**** Supplied entries
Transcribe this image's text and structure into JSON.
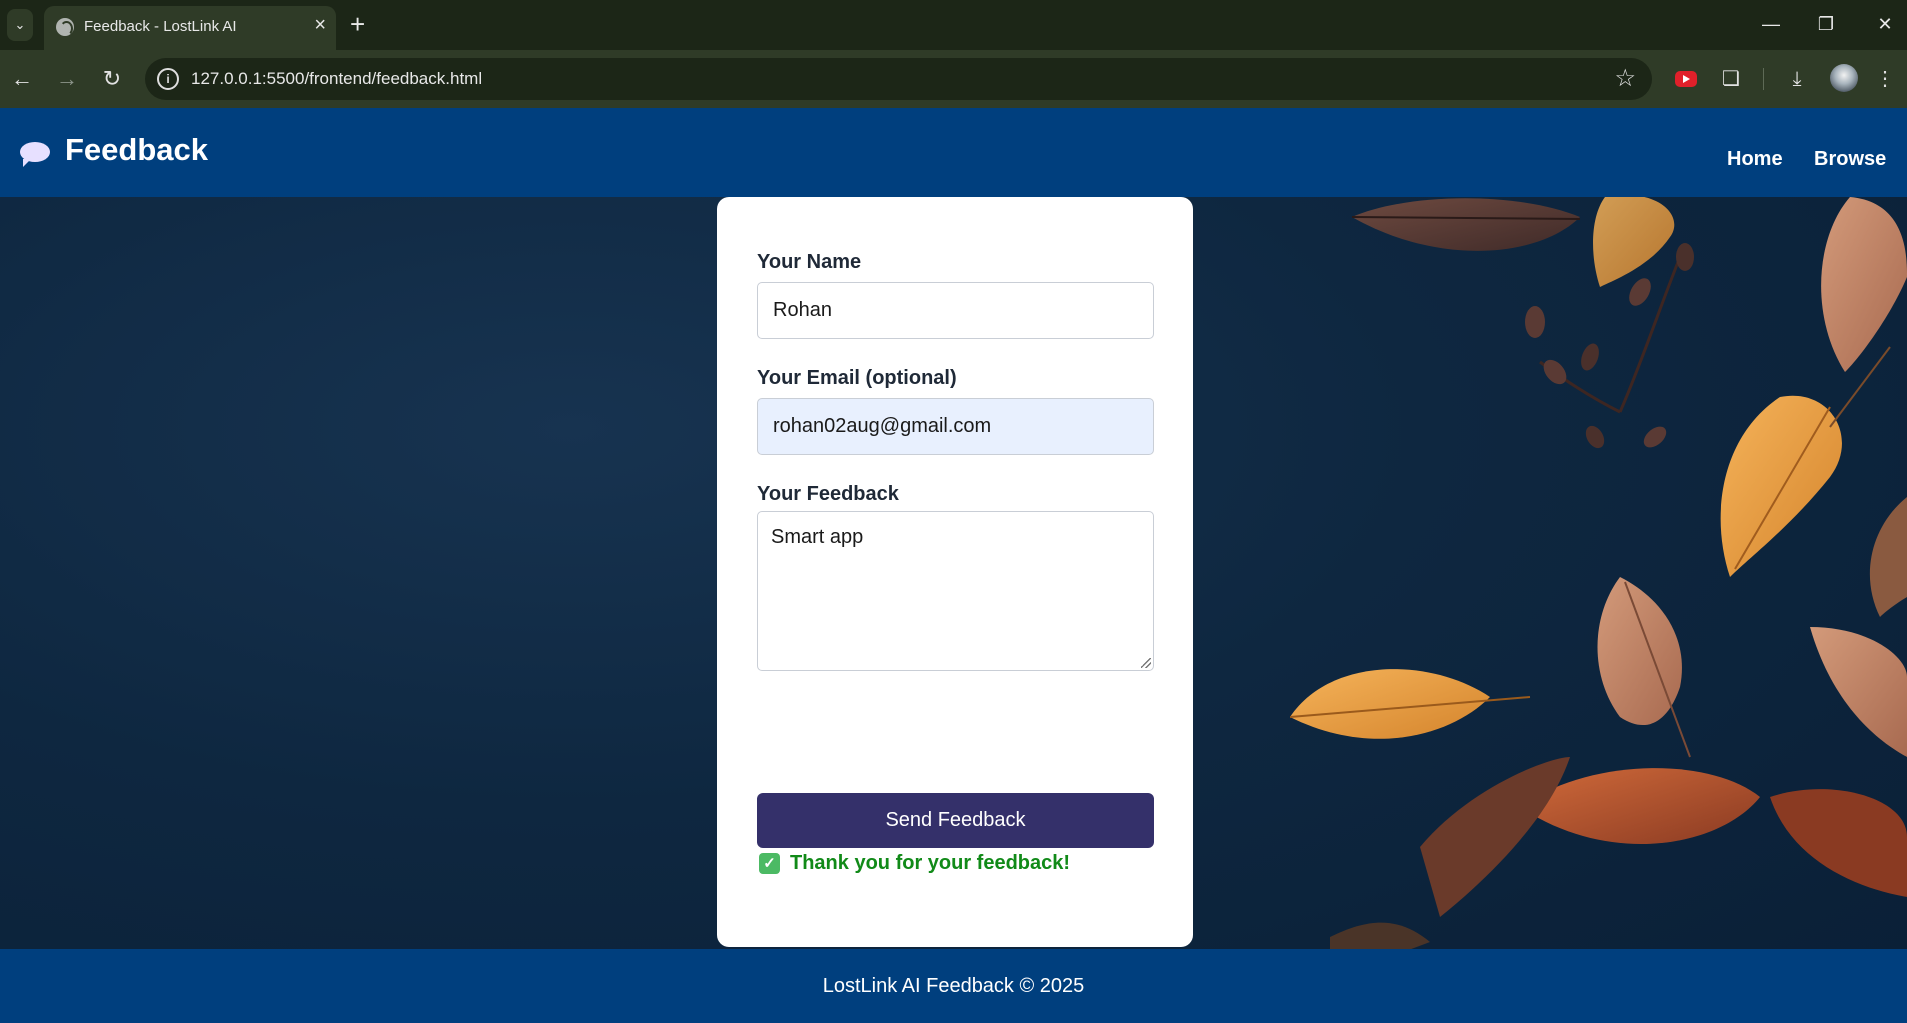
{
  "browser": {
    "tab_title": "Feedback - LostLink AI",
    "url": "127.0.0.1:5500/frontend/feedback.html"
  },
  "header": {
    "title": "Feedback",
    "nav": [
      {
        "label": "Home"
      },
      {
        "label": "Browse"
      }
    ]
  },
  "form": {
    "name_label": "Your Name",
    "name_value": "Rohan",
    "email_label": "Your Email (optional)",
    "email_value": "rohan02aug@gmail.com",
    "feedback_label": "Your Feedback",
    "feedback_value": "Smart app",
    "submit_label": "Send Feedback",
    "success_message": "Thank you for your feedback!"
  },
  "footer": {
    "text": "LostLink AI Feedback © 2025"
  },
  "colors": {
    "header_bg": "#003f7e",
    "button_bg": "#34306a",
    "success_text": "#118a18"
  }
}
********
Copy the entries above faithfully and omit every image.

Transcribe this image's text and structure into JSON.
{
  "browser": {
    "tab_title": "Feedback - LostLink AI",
    "url": "127.0.0.1:5500/frontend/feedback.html"
  },
  "header": {
    "title": "Feedback",
    "nav": [
      {
        "label": "Home"
      },
      {
        "label": "Browse"
      }
    ]
  },
  "form": {
    "name_label": "Your Name",
    "name_value": "Rohan",
    "email_label": "Your Email (optional)",
    "email_value": "rohan02aug@gmail.com",
    "feedback_label": "Your Feedback",
    "feedback_value": "Smart app",
    "submit_label": "Send Feedback",
    "success_message": "Thank you for your feedback!"
  },
  "footer": {
    "text": "LostLink AI Feedback © 2025"
  },
  "colors": {
    "header_bg": "#003f7e",
    "button_bg": "#34306a",
    "success_text": "#118a18"
  }
}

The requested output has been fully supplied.